- TASK REQUIREMENTS: In the listing below, locate the lines that hold "adverse" and copy them.

Dataset entries on figures:
------------------------------------------------------------

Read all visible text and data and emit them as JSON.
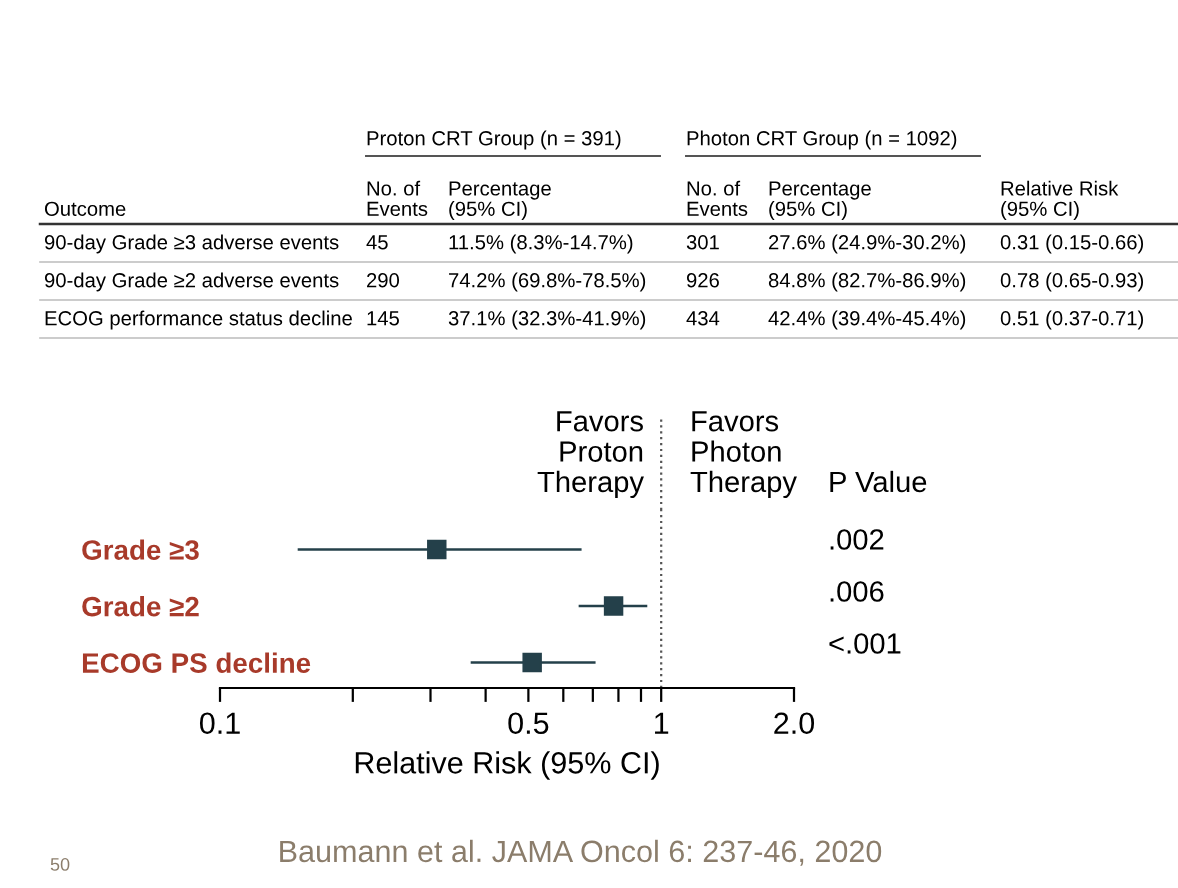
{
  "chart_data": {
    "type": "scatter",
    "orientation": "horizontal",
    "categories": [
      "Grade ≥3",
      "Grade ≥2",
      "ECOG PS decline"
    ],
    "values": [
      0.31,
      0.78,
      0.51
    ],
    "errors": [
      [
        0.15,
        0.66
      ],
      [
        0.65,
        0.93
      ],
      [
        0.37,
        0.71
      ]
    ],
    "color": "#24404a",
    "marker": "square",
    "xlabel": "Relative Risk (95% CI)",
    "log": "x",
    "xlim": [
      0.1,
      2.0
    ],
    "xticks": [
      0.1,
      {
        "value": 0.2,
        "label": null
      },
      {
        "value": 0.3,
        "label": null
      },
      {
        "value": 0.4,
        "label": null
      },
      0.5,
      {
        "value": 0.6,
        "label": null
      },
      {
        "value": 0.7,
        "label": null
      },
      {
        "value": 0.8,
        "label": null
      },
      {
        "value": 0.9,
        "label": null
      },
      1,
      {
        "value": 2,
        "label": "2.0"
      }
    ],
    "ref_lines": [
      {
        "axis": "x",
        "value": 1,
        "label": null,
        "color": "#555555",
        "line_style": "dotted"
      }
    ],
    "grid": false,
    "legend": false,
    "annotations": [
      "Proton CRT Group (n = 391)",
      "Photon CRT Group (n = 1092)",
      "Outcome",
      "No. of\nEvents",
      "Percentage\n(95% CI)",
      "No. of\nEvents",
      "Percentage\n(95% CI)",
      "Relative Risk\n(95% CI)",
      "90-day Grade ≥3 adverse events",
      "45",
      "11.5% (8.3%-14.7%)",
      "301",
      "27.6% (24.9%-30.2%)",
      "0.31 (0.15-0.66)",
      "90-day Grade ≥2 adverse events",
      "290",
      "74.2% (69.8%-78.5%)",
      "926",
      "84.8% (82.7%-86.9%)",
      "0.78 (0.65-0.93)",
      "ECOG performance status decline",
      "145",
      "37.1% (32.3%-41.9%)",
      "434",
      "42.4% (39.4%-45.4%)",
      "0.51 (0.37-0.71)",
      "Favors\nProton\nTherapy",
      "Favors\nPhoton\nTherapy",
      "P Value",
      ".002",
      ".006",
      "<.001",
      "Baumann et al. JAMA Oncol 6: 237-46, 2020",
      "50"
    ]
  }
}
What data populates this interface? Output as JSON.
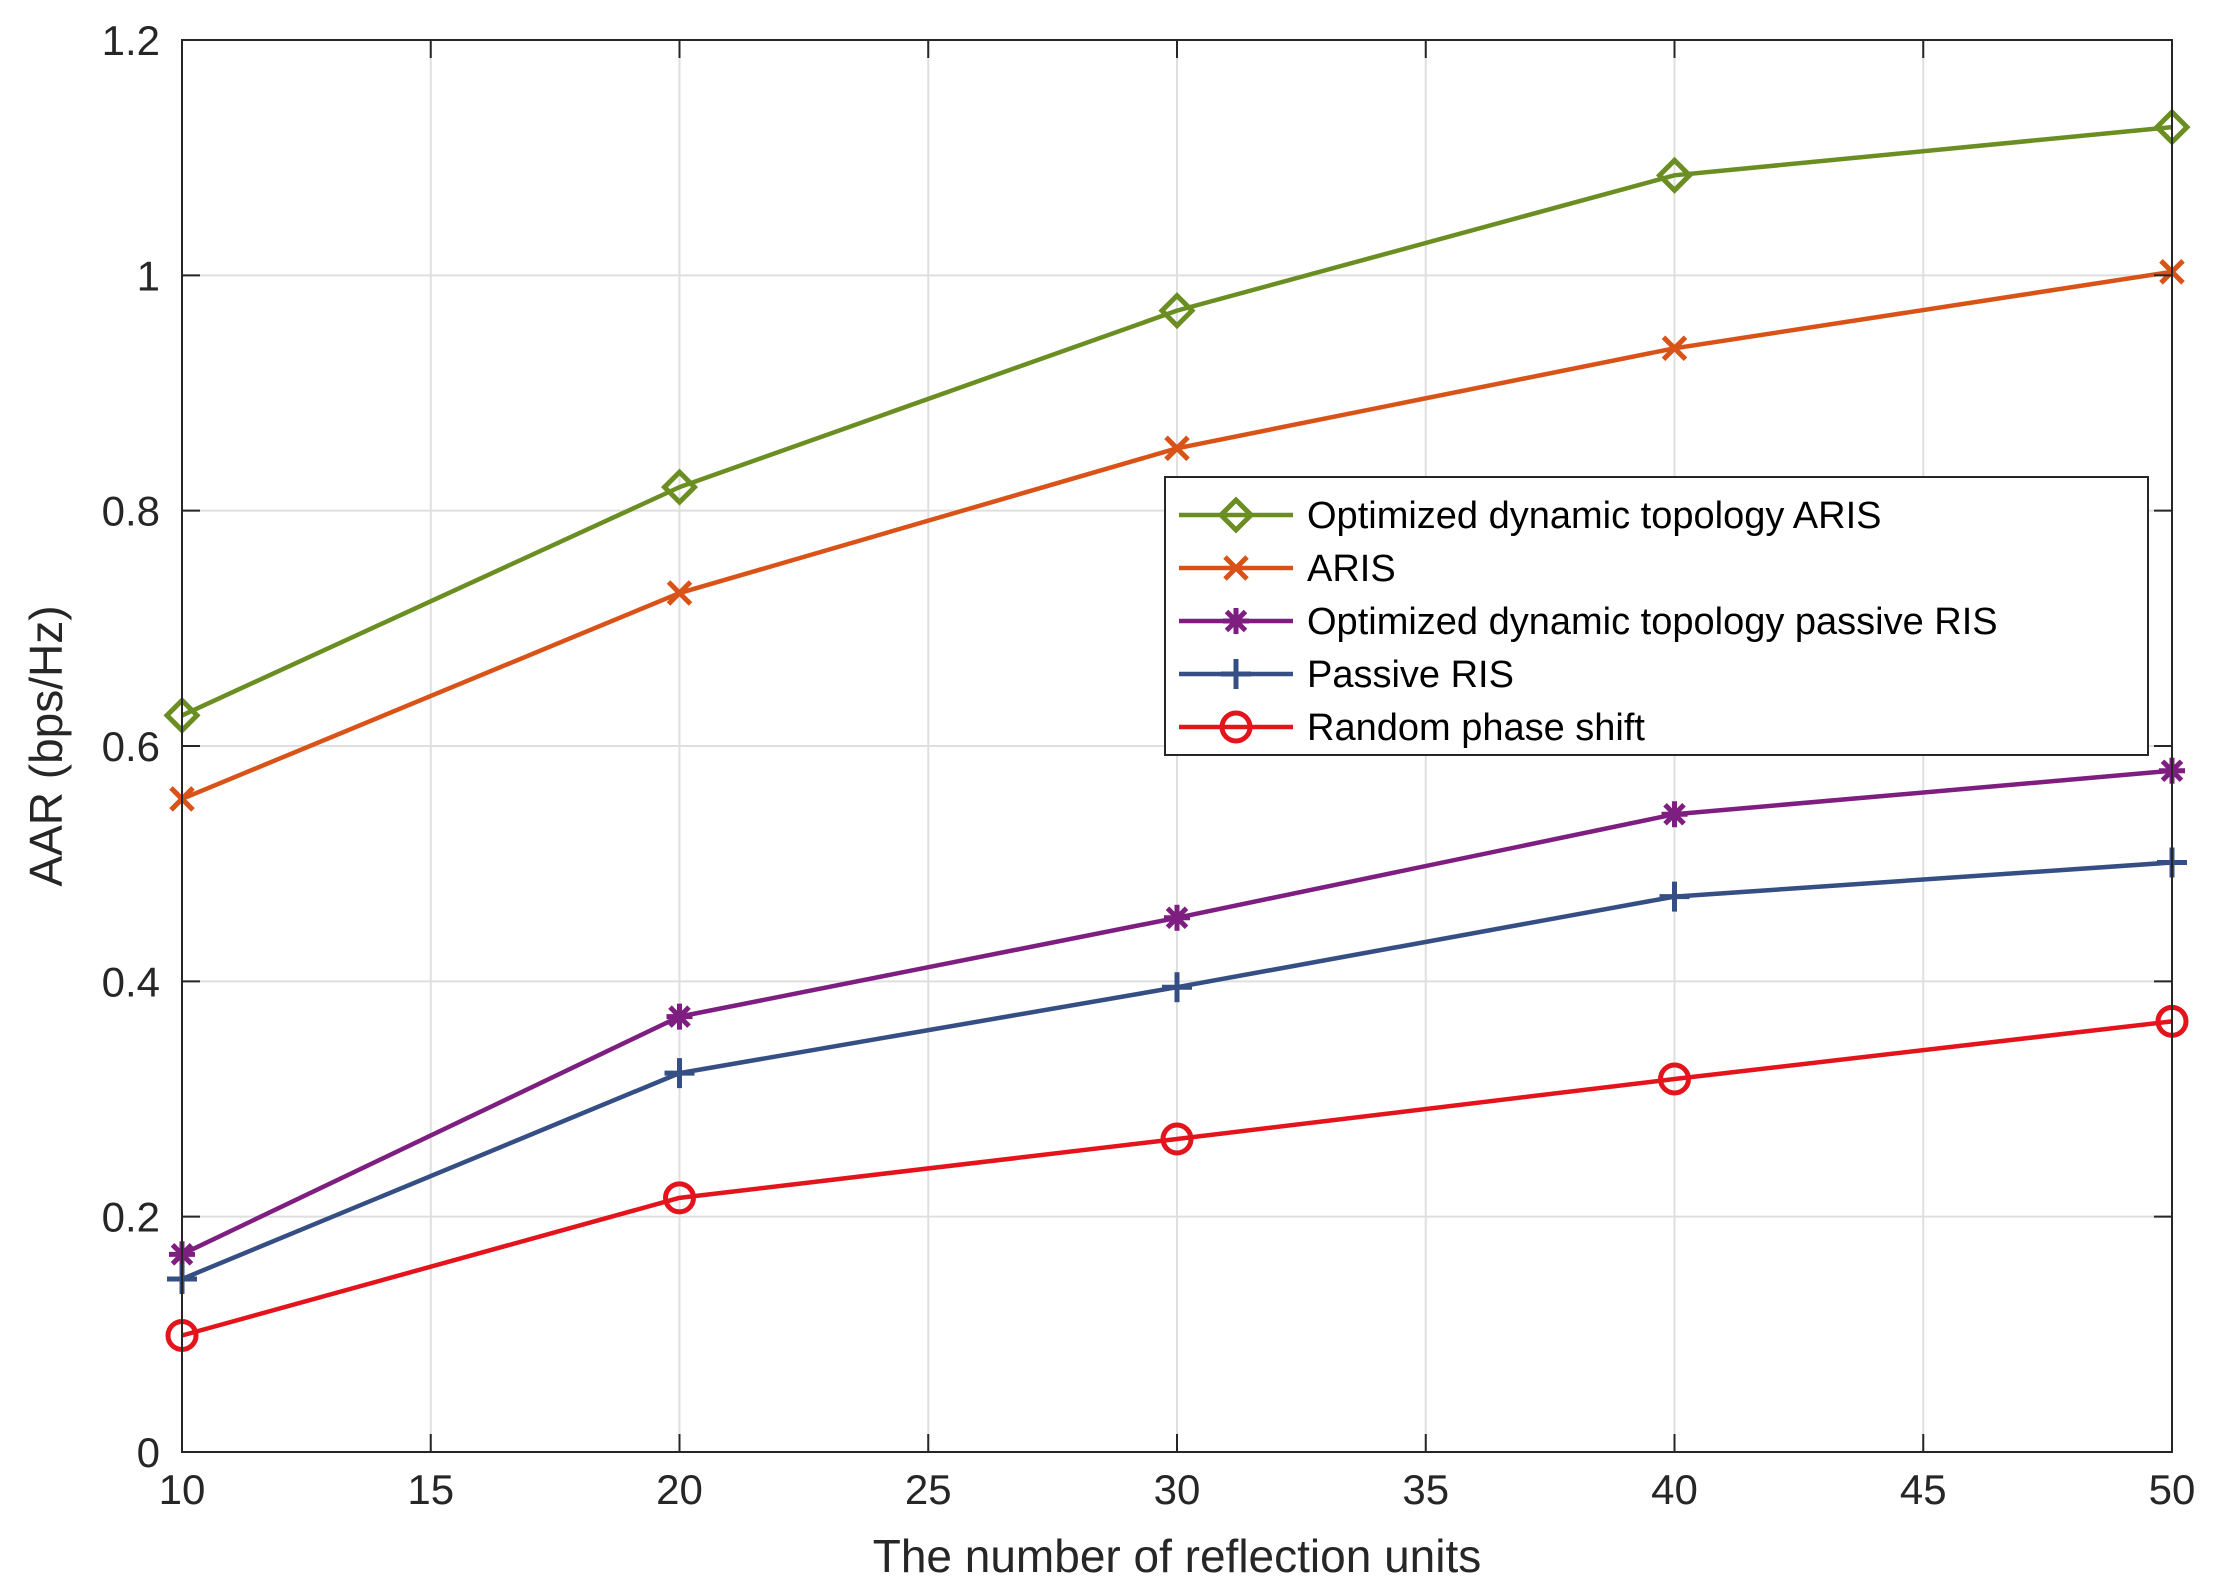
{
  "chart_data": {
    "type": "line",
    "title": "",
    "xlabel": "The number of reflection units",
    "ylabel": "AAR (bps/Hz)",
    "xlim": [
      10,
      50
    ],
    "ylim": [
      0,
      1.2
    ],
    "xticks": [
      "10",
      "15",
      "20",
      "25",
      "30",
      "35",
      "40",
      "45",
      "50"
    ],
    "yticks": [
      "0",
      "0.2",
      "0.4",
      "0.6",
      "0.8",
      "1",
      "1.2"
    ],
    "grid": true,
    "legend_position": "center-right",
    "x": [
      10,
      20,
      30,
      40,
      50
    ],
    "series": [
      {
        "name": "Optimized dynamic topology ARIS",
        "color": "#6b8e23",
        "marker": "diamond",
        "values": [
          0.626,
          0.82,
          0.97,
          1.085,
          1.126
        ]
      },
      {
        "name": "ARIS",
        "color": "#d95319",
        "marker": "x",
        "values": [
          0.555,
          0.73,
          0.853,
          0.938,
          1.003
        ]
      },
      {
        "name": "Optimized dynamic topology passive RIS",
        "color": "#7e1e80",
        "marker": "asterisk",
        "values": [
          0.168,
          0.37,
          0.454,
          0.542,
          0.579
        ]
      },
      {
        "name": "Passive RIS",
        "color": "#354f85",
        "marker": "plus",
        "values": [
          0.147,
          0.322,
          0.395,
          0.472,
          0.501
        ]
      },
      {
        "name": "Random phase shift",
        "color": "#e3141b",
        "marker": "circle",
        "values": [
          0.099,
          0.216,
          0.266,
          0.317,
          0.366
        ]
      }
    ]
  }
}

------------------------------------------------------------

- FINISHED EXERCISE:
      "90-day Grade ≥3 adverse events",
      "90-day Grade ≥2 adverse events",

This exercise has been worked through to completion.